[Start Exercise inputs]
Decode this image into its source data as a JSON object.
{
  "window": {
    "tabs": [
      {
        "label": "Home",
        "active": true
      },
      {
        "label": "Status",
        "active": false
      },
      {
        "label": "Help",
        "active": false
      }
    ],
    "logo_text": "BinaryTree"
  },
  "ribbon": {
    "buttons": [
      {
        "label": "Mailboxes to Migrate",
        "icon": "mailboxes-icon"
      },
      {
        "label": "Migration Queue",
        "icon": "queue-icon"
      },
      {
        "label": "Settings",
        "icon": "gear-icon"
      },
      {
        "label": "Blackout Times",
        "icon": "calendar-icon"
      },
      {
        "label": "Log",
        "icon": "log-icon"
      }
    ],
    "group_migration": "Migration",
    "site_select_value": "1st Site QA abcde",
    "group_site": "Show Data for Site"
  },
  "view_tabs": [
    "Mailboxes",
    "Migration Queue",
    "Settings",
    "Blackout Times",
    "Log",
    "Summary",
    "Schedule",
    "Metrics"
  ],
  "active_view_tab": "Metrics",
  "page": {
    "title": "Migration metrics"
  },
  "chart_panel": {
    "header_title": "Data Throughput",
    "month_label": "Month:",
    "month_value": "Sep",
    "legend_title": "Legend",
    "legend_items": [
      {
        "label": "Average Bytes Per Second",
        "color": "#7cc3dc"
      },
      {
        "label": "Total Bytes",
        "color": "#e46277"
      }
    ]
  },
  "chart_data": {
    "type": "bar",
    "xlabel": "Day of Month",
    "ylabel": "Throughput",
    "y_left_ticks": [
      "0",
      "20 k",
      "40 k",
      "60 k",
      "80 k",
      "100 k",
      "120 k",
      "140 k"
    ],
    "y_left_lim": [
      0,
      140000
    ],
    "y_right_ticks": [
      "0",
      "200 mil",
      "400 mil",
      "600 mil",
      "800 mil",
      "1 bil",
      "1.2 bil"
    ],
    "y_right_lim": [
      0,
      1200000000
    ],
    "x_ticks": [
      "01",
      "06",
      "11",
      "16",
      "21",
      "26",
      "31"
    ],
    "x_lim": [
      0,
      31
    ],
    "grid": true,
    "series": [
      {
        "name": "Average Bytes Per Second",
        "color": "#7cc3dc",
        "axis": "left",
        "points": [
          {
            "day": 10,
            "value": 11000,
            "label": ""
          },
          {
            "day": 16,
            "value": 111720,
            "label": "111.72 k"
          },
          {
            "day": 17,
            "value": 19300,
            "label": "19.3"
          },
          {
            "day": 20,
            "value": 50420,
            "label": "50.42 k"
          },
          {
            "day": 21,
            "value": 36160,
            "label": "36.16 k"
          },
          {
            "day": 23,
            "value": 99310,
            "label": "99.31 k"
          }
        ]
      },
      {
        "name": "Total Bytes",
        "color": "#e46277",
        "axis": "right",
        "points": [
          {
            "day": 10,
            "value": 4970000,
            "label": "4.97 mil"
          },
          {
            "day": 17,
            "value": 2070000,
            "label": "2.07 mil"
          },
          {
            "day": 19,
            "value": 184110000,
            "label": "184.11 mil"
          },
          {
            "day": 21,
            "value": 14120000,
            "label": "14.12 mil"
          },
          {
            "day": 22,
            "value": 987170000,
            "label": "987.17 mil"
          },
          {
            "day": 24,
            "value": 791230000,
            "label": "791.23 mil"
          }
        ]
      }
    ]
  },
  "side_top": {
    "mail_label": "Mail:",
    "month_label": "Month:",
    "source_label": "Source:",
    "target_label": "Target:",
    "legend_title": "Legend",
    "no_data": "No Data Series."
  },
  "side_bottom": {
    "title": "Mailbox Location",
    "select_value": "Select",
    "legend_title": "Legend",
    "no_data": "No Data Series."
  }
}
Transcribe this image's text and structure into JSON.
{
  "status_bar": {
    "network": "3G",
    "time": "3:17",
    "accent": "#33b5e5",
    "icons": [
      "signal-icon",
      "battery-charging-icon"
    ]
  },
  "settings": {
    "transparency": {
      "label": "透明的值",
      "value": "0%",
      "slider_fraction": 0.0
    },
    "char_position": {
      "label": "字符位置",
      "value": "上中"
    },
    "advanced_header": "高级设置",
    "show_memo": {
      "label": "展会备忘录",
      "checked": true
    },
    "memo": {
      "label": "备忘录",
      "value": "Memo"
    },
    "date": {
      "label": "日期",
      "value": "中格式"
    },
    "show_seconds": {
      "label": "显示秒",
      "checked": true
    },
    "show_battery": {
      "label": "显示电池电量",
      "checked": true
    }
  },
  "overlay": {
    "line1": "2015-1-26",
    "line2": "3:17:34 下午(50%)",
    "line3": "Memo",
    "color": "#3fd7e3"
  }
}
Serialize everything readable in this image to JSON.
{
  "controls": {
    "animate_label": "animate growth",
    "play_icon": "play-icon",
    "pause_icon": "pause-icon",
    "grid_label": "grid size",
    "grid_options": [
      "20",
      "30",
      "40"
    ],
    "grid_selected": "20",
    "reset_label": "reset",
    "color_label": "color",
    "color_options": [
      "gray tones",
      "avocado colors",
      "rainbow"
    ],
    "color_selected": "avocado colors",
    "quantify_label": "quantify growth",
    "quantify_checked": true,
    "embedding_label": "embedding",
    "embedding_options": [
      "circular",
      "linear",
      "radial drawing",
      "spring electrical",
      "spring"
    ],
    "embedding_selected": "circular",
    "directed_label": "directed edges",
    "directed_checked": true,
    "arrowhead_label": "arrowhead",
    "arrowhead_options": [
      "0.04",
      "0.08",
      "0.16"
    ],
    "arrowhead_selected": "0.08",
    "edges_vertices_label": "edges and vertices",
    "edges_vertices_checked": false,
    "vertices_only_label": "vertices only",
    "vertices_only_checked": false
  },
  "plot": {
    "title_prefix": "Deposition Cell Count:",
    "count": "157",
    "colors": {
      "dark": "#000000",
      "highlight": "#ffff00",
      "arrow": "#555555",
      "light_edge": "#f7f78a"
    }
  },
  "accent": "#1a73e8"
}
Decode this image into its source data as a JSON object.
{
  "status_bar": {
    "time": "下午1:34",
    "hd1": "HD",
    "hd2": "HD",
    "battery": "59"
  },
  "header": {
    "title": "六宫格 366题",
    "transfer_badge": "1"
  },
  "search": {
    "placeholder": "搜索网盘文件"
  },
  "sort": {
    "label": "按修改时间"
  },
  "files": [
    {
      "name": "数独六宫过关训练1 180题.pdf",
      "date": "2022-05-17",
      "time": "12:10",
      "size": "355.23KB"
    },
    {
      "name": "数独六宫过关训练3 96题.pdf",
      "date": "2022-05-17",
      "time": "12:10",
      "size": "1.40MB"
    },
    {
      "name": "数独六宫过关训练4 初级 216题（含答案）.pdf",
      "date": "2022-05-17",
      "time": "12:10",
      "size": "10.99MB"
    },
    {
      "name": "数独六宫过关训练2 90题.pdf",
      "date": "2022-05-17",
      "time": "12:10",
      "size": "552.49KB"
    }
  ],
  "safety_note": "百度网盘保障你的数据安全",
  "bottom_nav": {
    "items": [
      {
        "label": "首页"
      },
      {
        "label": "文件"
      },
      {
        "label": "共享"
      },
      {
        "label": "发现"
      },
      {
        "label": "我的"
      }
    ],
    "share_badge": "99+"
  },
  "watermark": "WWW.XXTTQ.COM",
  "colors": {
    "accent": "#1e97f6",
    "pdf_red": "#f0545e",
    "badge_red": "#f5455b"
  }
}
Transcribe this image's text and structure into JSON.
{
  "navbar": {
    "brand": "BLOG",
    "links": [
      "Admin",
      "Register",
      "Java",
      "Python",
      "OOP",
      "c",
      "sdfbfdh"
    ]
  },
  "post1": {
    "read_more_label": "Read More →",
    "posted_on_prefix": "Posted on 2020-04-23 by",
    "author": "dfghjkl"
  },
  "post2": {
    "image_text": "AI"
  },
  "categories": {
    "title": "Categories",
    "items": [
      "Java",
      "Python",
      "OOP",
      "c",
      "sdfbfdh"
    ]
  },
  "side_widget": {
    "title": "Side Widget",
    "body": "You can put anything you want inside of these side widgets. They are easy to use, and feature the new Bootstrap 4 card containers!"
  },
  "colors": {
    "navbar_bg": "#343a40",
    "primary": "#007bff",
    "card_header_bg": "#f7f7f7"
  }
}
[End Exercise inputs]
Take every line from the data above that holds "Blackout" and copy it out.

        "label": "Blackout Times",
    "Blackout Times",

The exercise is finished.